Omit all images, then return the remaining material exactly as it stands.

Saved entries:
▬▬▬
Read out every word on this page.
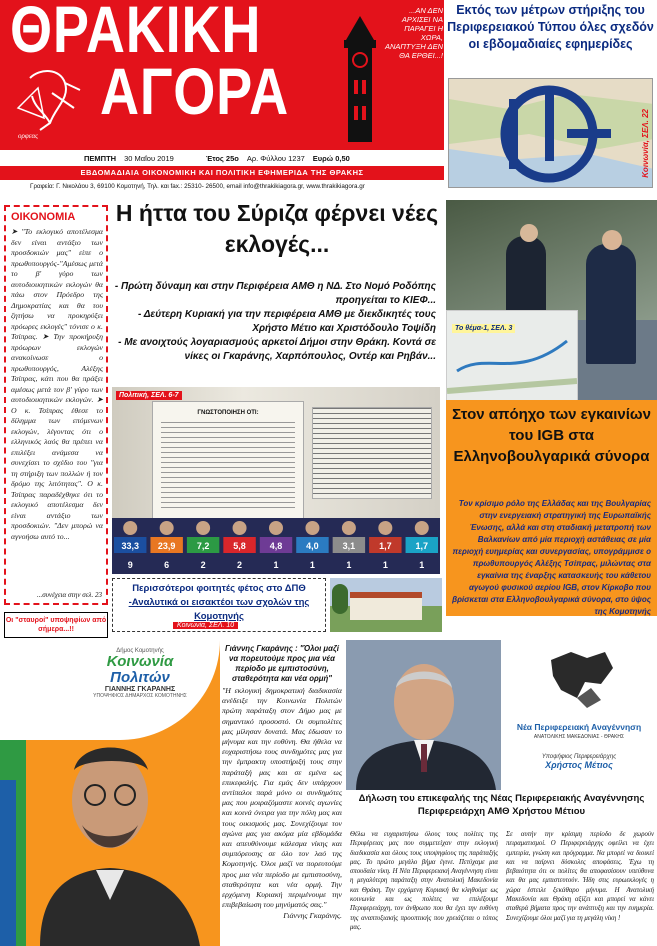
ΘΡΑΚΙΚΗ
ΑΓΟΡΑ
ορφεας
...ΑΝ ΔΕΝ ΑΡΧΙΣΕΙ ΝΑ ΠΑΡΑΓΕΙ Η ΧΩΡΑ, ΑΝΑΠΤΥΞΗ ΔΕΝ ΘΑ ΕΡΘΕΙ...!
ΠΕΜΠΤΗ 30 Μαΐου 2019	Έτος 25ο Αρ. Φύλλου 1237 Ευρώ 0,50
ΕΒΔΟΜΑΔΙΑΙΑ ΟΙΚΟΝΟΜΙΚΗ ΚΑΙ ΠΟΛΙΤΙΚΗ ΕΦΗΜΕΡΙΔΑ ΤΗΣ ΘΡΑΚΗΣ
Γραφεία: Γ. Νικολάου 3, 69100 Κομοτηνή, Τηλ. και fax.: 25310- 26500, email info@thrakikiagora.gr, www.thrakikiagora.gr
Εκτός των μέτρων στήριξης του Περιφερειακού Τύπου όλες σχεδόν οι εβδομαδιαίες εφημερίδες
Κοινωνία, ΣΕΛ. 22
ΟΙΚΟΝΟΜΙΑ

➤ "Το εκλογικό αποτέλεσμα δεν είναι αντάξιο των προσδοκιών μας" είπε ο πρωθυπουργός-"Αμέσως μετά το β' γύρο των αυτοδιοικητικών εκλογών θα πάω στον Πρόεδρο της Δημοκρατίας και θα του ζητήσω να προκηρύξει πρόωρες εκλογές" τόνισε ο κ. Τσίπρας. ➤ Την προκήρυξη πρόωρων εκλογών ανακοίνωσε ο πρωθυπουργός, Αλέξης Τσίπρας, κάτι που θα πράξει αμέσως μετά τον β' γύρο των αυτοδιοικητικών εκλογών. ➤ Ο κ. Τσίπρας έθεσε το δίλημμα των επόμενων εκλογών, λέγοντας ότι ο ελληνικός λαός θα πρέπει να επιλέξει ανάμεσα να συνεχίσει το σχέδιο του "για τη στήριξη των πολλών ή τον δρόμο της λιτότητας". Ο κ. Τσίπρας παραδέχθηκε ότι το εκλογικό αποτέλεσμα δεν είναι αντάξιο των προσδοκιών. "Δεν μπορώ να αγνοήσω αυτό το...

...συνέχεια στην σελ. 23
Οι "σταυροί" υποψηφίων από σήμερα...!!
Η ήττα του Σύριζα φέρνει νέες εκλογές...
- Πρώτη δύναμη και στην Περιφέρεια ΑΜΘ η ΝΔ. Στο Νομό Ροδόπης προηγείται το ΚΙΕΦ...
- Δεύτερη Κυριακή για την περιφέρεια ΑΜΘ με διεκδικητές τους Χρήστο Μέτιο και Χριστόδουλο Τοψίδη
- Με ανοιχτούς λογαριασμούς αρκετοί Δήμοι στην Θράκη. Κοντά σε νίκες οι Γκαράνης, Χαρπόπουλος, Οντέρ και Ρηβάν...
Πολιτική, ΣΕΛ. 6-7
ΓΝΩΣΤΟΠΟΙΗΣΗ ΟΤΙ:
33,3
9
23,9
6
7,2
2
5,8
2
4,8
1
4,0
1
3,1
1
1,7
1
1,7
1
Το θέμα-1, ΣΕΛ. 3
Στον απόηχο των εγκαινίων του IGB στα Ελληνοβουλγαρικά σύνορα
Τον κρίσιμο ρόλο της Ελλάδας και της Βουλγαρίας στην ενεργειακή στρατηγική της Ευρωπαϊκής Ένωσης, αλλά και στη σταδιακή μετατροπή των Βαλκανίων από μία περιοχή αστάθειας σε μία περιοχή ευημερίας και συνεργασίας, υπογράμμισε ο πρωθυπουργός Αλέξης Τσίπρας, μιλώντας στα εγκαίνια της έναρξης κατασκευής του κάθετου αγωγού φυσικού αερίου IGB, στον Κίρκοβο που βρίσκεται στα Ελληνοβουλγαρικά σύνορα, στο ύψος της Κομοτηνής
Περισσότεροι φοιτητές φέτος στο ΔΠΘ
-Αναλυτικά οι εισακτέοι των σχολών της Κομοτηνής
Κοινωνία, ΣΕΛ. 10
Δήμος Κομοτηνής
Κοινωνία
Πολιτών
ΓΙΑΝΝΗΣ ΓΚΑΡΑΝΗΣ
ΥΠΟΨΗΦΙΟΣ ΔΗΜΑΡΧΟΣ ΚΟΜΟΤΗΝΗΣ
Γιάννης Γκαράνης : "Όλοι μαζί να πορευτούμε προς μια νέα περίοδο με εμπιστοσύνη, σταθερότητα και νέα ορμή"
"Η εκλογική δημοκρατική διαδικασία ανέδειξε την Κοινωνία Πολιτών πρώτη παράταξη στον Δήμο μας με σημαντικό προσοστό. Οι συμπολίτες μας μίλησαν δυνατά. Μας έδωσαν το μήνυμα και την ευθύνη. Θα ήθελα να ευχαριστήσω τους συνδημότες μας για την έμπρακτη υποστήριξή τους στην παράταξή μας και σε εμένα ως επικεφαλής. Για εμάς δεν υπάρχουν αντίπαλοι παρά μόνο οι συνδημότες μας που μοιραζόμαστε κοινές αγωνίες και κοινά όνειρα για την πόλη μας και τους οικισμούς μας. Συνεχίζουμε τον αγώνα μας για ακόμα μία εβδομάδα και απευθύνουμε κάλεσμα νίκης και συμπόρευσης σε όλο τον λαό της Κομοτηνής. Όλοι μαζί να πορευτούμε προς μια νέα περίοδο με εμπιστοσύνη, σταθερότητα και νέα ορμή. Την ερχόμενη Κυριακή περιμένουμε την επιβεβαίωση του μηνύματός σας."
Γιάννης Γκαράνης.
Νέα Περιφερειακή Αναγέννηση
ΑΝΑΤΟΛΙΚΗΣ ΜΑΚΕΔΟΝΙΑΣ - ΘΡΑΚΗΣ
Υποψήφιος Περιφερειάρχης
Χρήστος Μέτιος
Δήλωση του επικεφαλής της Νέας Περιφερειακής Αναγέννησης Περιφερειάρχη ΑΜΘ Χρήστου Μέτιου
Θέλω να ευχαριστήσω όλους τους πολίτες της Περιφέρειας μας που συμμετείχαν στην εκλογική διαδικασία και όλους τους υποψηφίους της παράταξής μας. Το πρώτο μεγάλο βήμα έγινε. Πετύχαμε μια σπουδαία νίκη. Η Νέα Περιφερειακή Αναγέννηση είναι η μεγαλύτερη παράταξη στην Ανατολική Μακεδονία και Θράκη. Την ερχόμενη Κυριακή θα κληθούμε ως κοινωνία και ως πολίτες να επιλέξουμε Περιφερειάρχη, τον άνθρωπο που θα έχει την ευθύνη της αναπτυξιακής προοπτικής που χρειάζεται ο τόπος μας.
Σε αυτήν την κρίσιμη περίοδο δε χωρούν πειραματισμοί. Ο Περιφερειάρχης οφείλει να έχει εμπειρία, γνώση και πρόγραμμα. Να μπορεί να διοικεί και να παίρνει δύσκολες αποφάσεις. Έχω τη βεβαιότητα ότι οι πολίτες θα αποφασίσουν υπεύθυνα και θα μας εμπιστευτούν. Ήδη στις ευρωεκλογές η χώρα έστειλε ξεκάθαρο μήνυμα. Η Ανατολική Μακεδονία και Θράκη αξίζει και μπορεί να κάνει σταθερά βήματα προς την ανάπτυξη και την ευημερία. Συνεχίζουμε όλοι μαζί για τη μεγάλη νίκη !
▬▬▬
Right answer:
Read out every word on this page.
ΘΡΑΚΙΚΗ
ΑΓΟΡΑ
ορφεας
...ΑΝ ΔΕΝ ΑΡΧΙΣΕΙ ΝΑ ΠΑΡΑΓΕΙ Η ΧΩΡΑ, ΑΝΑΠΤΥΞΗ ΔΕΝ ΘΑ ΕΡΘΕΙ...!
ΠΕΜΠΤΗ 30 Μαΐου 2019	Έτος 25ο Αρ. Φύλλου 1237 Ευρώ 0,50
ΕΒΔΟΜΑΔΙΑΙΑ ΟΙΚΟΝΟΜΙΚΗ ΚΑΙ ΠΟΛΙΤΙΚΗ ΕΦΗΜΕΡΙΔΑ ΤΗΣ ΘΡΑΚΗΣ
Γραφεία: Γ. Νικολάου 3, 69100 Κομοτηνή, Τηλ. και fax.: 25310- 26500, email info@thrakikiagora.gr, www.thrakikiagora.gr
Εκτός των μέτρων στήριξης του Περιφερειακού Τύπου όλες σχεδόν οι εβδομαδιαίες εφημερίδες
Κοινωνία, ΣΕΛ. 22
ΟΙΚΟΝΟΜΙΑ

➤ "Το εκλογικό αποτέλεσμα δεν είναι αντάξιο των προσδοκιών μας" είπε ο πρωθυπουργός-"Αμέσως μετά το β' γύρο των αυτοδιοικητικών εκλογών θα πάω στον Πρόεδρο της Δημοκρατίας και θα του ζητήσω να προκηρύξει πρόωρες εκλογές" τόνισε ο κ. Τσίπρας. ➤ Την προκήρυξη πρόωρων εκλογών ανακοίνωσε ο πρωθυπουργός, Αλέξης Τσίπρας, κάτι που θα πράξει αμέσως μετά τον β' γύρο των αυτοδιοικητικών εκλογών. ➤ Ο κ. Τσίπρας έθεσε το δίλημμα των επόμενων εκλογών, λέγοντας ότι ο ελληνικός λαός θα πρέπει να επιλέξει ανάμεσα να συνεχίσει το σχέδιο του "για τη στήριξη των πολλών ή τον δρόμο της λιτότητας". Ο κ. Τσίπρας παραδέχθηκε ότι το εκλογικό αποτέλεσμα δεν είναι αντάξιο των προσδοκιών. "Δεν μπορώ να αγνοήσω αυτό το...

...συνέχεια στην σελ. 23
Οι "σταυροί" υποψηφίων από σήμερα...!!
Η ήττα του Σύριζα φέρνει νέες εκλογές...
- Πρώτη δύναμη και στην Περιφέρεια ΑΜΘ η ΝΔ. Στο Νομό Ροδόπης προηγείται το ΚΙΕΦ...
- Δεύτερη Κυριακή για την περιφέρεια ΑΜΘ με διεκδικητές τους Χρήστο Μέτιο και Χριστόδουλο Τοψίδη
- Με ανοιχτούς λογαριασμούς αρκετοί Δήμοι στην Θράκη. Κοντά σε νίκες οι Γκαράνης, Χαρπόπουλος, Οντέρ και Ρηβάν...
Πολιτική, ΣΕΛ. 6-7
ΓΝΩΣΤΟΠΟΙΗΣΗ ΟΤΙ:
33,3
9
23,9
6
7,2
2
5,8
2
4,8
1
4,0
1
3,1
1
1,7
1
1,7
1
Το θέμα-1, ΣΕΛ. 3
Στον απόηχο των εγκαινίων του IGB στα Ελληνοβουλγαρικά σύνορα
Τον κρίσιμο ρόλο της Ελλάδας και της Βουλγαρίας στην ενεργειακή στρατηγική της Ευρωπαϊκής Ένωσης, αλλά και στη σταδιακή μετατροπή των Βαλκανίων από μία περιοχή αστάθειας σε μία περιοχή ευημερίας και συνεργασίας, υπογράμμισε ο πρωθυπουργός Αλέξης Τσίπρας, μιλώντας στα εγκαίνια της έναρξης κατασκευής του κάθετου αγωγού φυσικού αερίου IGB, στον Κίρκοβο που βρίσκεται στα Ελληνοβουλγαρικά σύνορα, στο ύψος της Κομοτηνής
Περισσότεροι φοιτητές φέτος στο ΔΠΘ
-Αναλυτικά οι εισακτέοι των σχολών της Κομοτηνής
Κοινωνία, ΣΕΛ. 10
Δήμος Κομοτηνής
Κοινωνία
Πολιτών
ΓΙΑΝΝΗΣ ΓΚΑΡΑΝΗΣ
ΥΠΟΨΗΦΙΟΣ ΔΗΜΑΡΧΟΣ ΚΟΜΟΤΗΝΗΣ
Γιάννης Γκαράνης : "Όλοι μαζί να πορευτούμε προς μια νέα περίοδο με εμπιστοσύνη, σταθερότητα και νέα ορμή"
"Η εκλογική δημοκρατική διαδικασία ανέδειξε την Κοινωνία Πολιτών πρώτη παράταξη στον Δήμο μας με σημαντικό προσοστό. Οι συμπολίτες μας μίλησαν δυνατά. Μας έδωσαν το μήνυμα και την ευθύνη. Θα ήθελα να ευχαριστήσω τους συνδημότες μας για την έμπρακτη υποστήριξή τους στην παράταξή μας και σε εμένα ως επικεφαλής. Για εμάς δεν υπάρχουν αντίπαλοι παρά μόνο οι συνδημότες μας που μοιραζόμαστε κοινές αγωνίες και κοινά όνειρα για την πόλη μας και τους οικισμούς μας. Συνεχίζουμε τον αγώνα μας για ακόμα μία εβδομάδα και απευθύνουμε κάλεσμα νίκης και συμπόρευσης σε όλο τον λαό της Κομοτηνής. Όλοι μαζί να πορευτούμε προς μια νέα περίοδο με εμπιστοσύνη, σταθερότητα και νέα ορμή. Την ερχόμενη Κυριακή περιμένουμε την επιβεβαίωση του μηνύματός σας."
Γιάννης Γκαράνης.
Νέα Περιφερειακή Αναγέννηση
ΑΝΑΤΟΛΙΚΗΣ ΜΑΚΕΔΟΝΙΑΣ - ΘΡΑΚΗΣ
Υποψήφιος Περιφερειάρχης
Χρήστος Μέτιος
Δήλωση του επικεφαλής της Νέας Περιφερειακής Αναγέννησης Περιφερειάρχη ΑΜΘ Χρήστου Μέτιου
Θέλω να ευχαριστήσω όλους τους πολίτες της Περιφέρειας μας που συμμετείχαν στην εκλογική διαδικασία και όλους τους υποψηφίους της παράταξής μας. Το πρώτο μεγάλο βήμα έγινε. Πετύχαμε μια σπουδαία νίκη. Η Νέα Περιφερειακή Αναγέννηση είναι η μεγαλύτερη παράταξη στην Ανατολική Μακεδονία και Θράκη. Την ερχόμενη Κυριακή θα κληθούμε ως κοινωνία και ως πολίτες να επιλέξουμε Περιφερειάρχη, τον άνθρωπο που θα έχει την ευθύνη της αναπτυξιακής προοπτικής που χρειάζεται ο τόπος μας.
Σε αυτήν την κρίσιμη περίοδο δε χωρούν πειραματισμοί. Ο Περιφερειάρχης οφείλει να έχει εμπειρία, γνώση και πρόγραμμα. Να μπορεί να διοικεί και να παίρνει δύσκολες αποφάσεις. Έχω τη βεβαιότητα ότι οι πολίτες θα αποφασίσουν υπεύθυνα και θα μας εμπιστευτούν. Ήδη στις ευρωεκλογές η χώρα έστειλε ξεκάθαρο μήνυμα. Η Ανατολική Μακεδονία και Θράκη αξίζει και μπορεί να κάνει σταθερά βήματα προς την ανάπτυξη και την ευημερία. Συνεχίζουμε όλοι μαζί για τη μεγάλη νίκη !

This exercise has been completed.